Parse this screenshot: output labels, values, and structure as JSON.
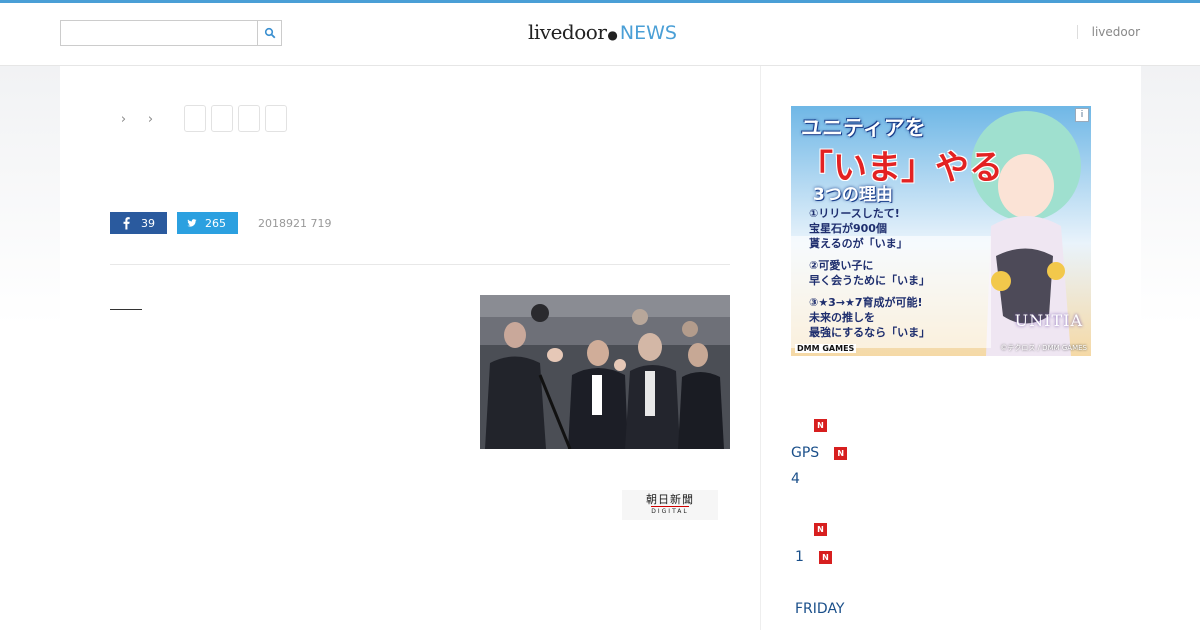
{
  "colors": {
    "accent_top_line": "#4a9fd6",
    "facebook": "#2a5a9e",
    "twitter": "#2ba0e0",
    "news_badge": "#d71f1f",
    "link": "#1a4f8a"
  },
  "header": {
    "search": {
      "placeholder": "",
      "value": "",
      "icon": "search-icon"
    },
    "logo": {
      "main": "livedoor",
      "news": "NEWS"
    },
    "right_link": "livedoor"
  },
  "article": {
    "breadcrumb_separators": [
      "›",
      "›"
    ],
    "social": {
      "facebook_count": "39",
      "twitter_count": "265"
    },
    "date": "2018921 719",
    "source_logo": {
      "jp": "朝日新聞",
      "en": "DIGITAL"
    }
  },
  "sidebar": {
    "ad": {
      "title1": "ユニティアを",
      "title2": "「いま」やる",
      "title3": "3つの理由",
      "points": [
        "①リリースしたて!",
        "宝星石が900個",
        "貰えるのが「いま」",
        "②可愛い子に",
        "早く会うために「いま」",
        "③★3→★7育成が可能!",
        "未来の推しを",
        "最強にするなら「いま」"
      ],
      "brand": "DMM GAMES",
      "game_name": "UNITIA",
      "copyright": "©テクロス / DMM GAMES",
      "info_icon": "i"
    },
    "news": [
      {
        "text": "",
        "badge": "N"
      },
      {
        "text": "GPS",
        "badge": "N"
      },
      {
        "text": "4",
        "badge": ""
      },
      {
        "text": "",
        "badge": "N"
      },
      {
        "text": "1",
        "badge": "N"
      },
      {
        "text": "FRIDAY",
        "badge": ""
      }
    ]
  }
}
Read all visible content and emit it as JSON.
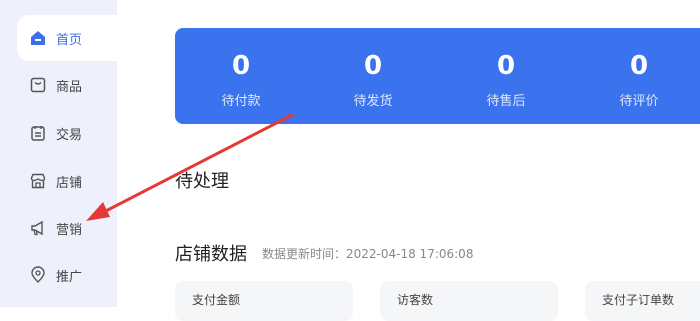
{
  "sidebar": {
    "items": [
      {
        "label": "首页",
        "icon": "home-icon",
        "active": true
      },
      {
        "label": "商品",
        "icon": "product-icon",
        "active": false
      },
      {
        "label": "交易",
        "icon": "trade-icon",
        "active": false
      },
      {
        "label": "店铺",
        "icon": "store-icon",
        "active": false
      },
      {
        "label": "营销",
        "icon": "megaphone-icon",
        "active": false
      },
      {
        "label": "推广",
        "icon": "location-pin-icon",
        "active": false
      }
    ]
  },
  "stats": [
    {
      "value": "0",
      "label": "待付款"
    },
    {
      "value": "0",
      "label": "待发货"
    },
    {
      "value": "0",
      "label": "待售后"
    },
    {
      "value": "0",
      "label": "待评价"
    }
  ],
  "pending": {
    "title": "待处理"
  },
  "store_data": {
    "title": "店铺数据",
    "update_time": "数据更新时间：2022-04-18 17:06:08",
    "metrics": [
      {
        "label": "支付金额"
      },
      {
        "label": "访客数"
      },
      {
        "label": "支付子订单数"
      }
    ]
  },
  "colors": {
    "accent": "#3b73ee",
    "sidebar_bg": "#eef1fb",
    "arrow": "#e53935"
  }
}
━━━━━━━━━━
OBJECTIVE -
Copy out each line of the listing that holds "JSON".

EXERCISE ANSWER -
Parse this screenshot: output labels, values, and structure as JSON.
Read all visible content and emit it as JSON.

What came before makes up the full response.